[Saved data entries]
--- begin ---

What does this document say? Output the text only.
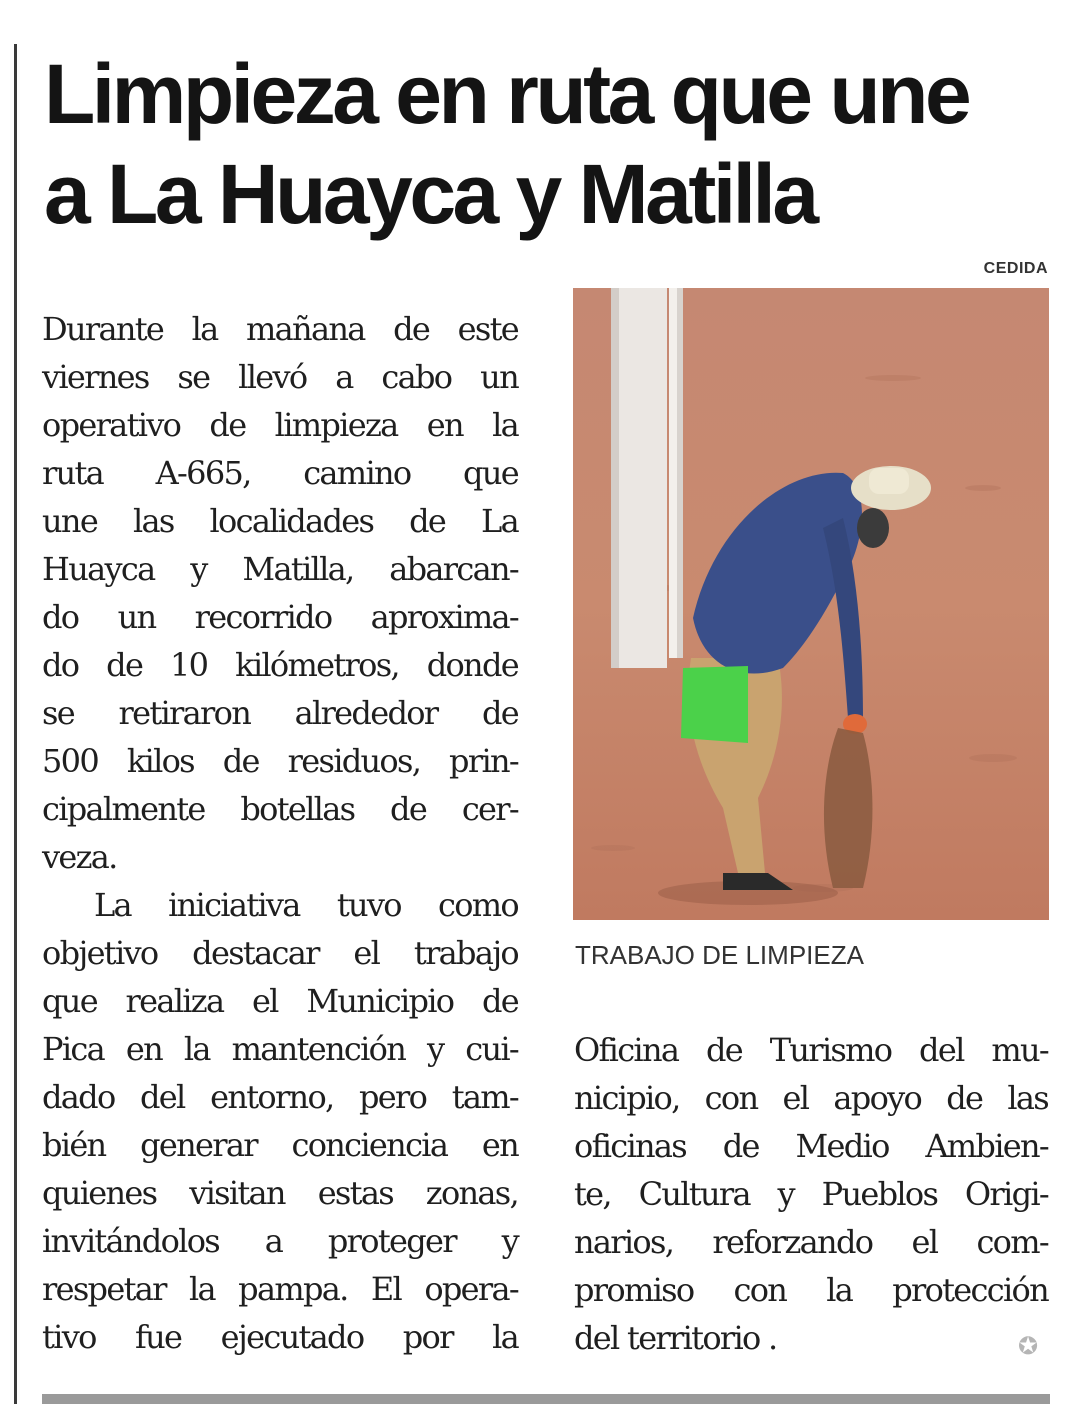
Limpieza en ruta que une
a La Huayca y Matilla
Durante la mañana de este
viernes se llevó a cabo un
operativo de limpieza en la
ruta A-665, camino que
une las localidades de La
Huayca y Matilla, abarcan-
do un recorrido aproxima-
do de 10 kilómetros, donde
se retiraron alrededor de
500 kilos de residuos, prin-
cipalmente botellas de cer-
veza.
La iniciativa tuvo como
objetivo destacar el trabajo
que realiza el Municipio de
Pica en la mantención y cui-
dado del entorno, pero tam-
bién generar conciencia en
quienes visitan estas zonas,
invitándolos a proteger y
respetar la pampa. El opera-
tivo fue ejecutado por la
CEDIDA
TRABAJO DE LIMPIEZA
Oficina de Turismo del mu-
nicipio, con el apoyo de las
oficinas de Medio Ambien-
te, Cultura y Pueblos Origi-
narios, reforzando el com-
promiso con la protección
del territorio .	✪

--- end ---

- Given exercise -
Pictures are to be left out; the records above must be repeated word for word.

- Exercise output -
What does this document say? Output the text only.
Limpieza en ruta que une
a La Huayca y Matilla
Durante la mañana de este
viernes se llevó a cabo un
operativo de limpieza en la
ruta A-665, camino que
une las localidades de La
Huayca y Matilla, abarcan-
do un recorrido aproxima-
do de 10 kilómetros, donde
se retiraron alrededor de
500 kilos de residuos, prin-
cipalmente botellas de cer-
veza.
La iniciativa tuvo como
objetivo destacar el trabajo
que realiza el Municipio de
Pica en la mantención y cui-
dado del entorno, pero tam-
bién generar conciencia en
quienes visitan estas zonas,
invitándolos a proteger y
respetar la pampa. El opera-
tivo fue ejecutado por la
CEDIDA
TRABAJO DE LIMPIEZA
Oficina de Turismo del mu-
nicipio, con el apoyo de las
oficinas de Medio Ambien-
te, Cultura y Pueblos Origi-
narios, reforzando el com-
promiso con la protección
del territorio .	✪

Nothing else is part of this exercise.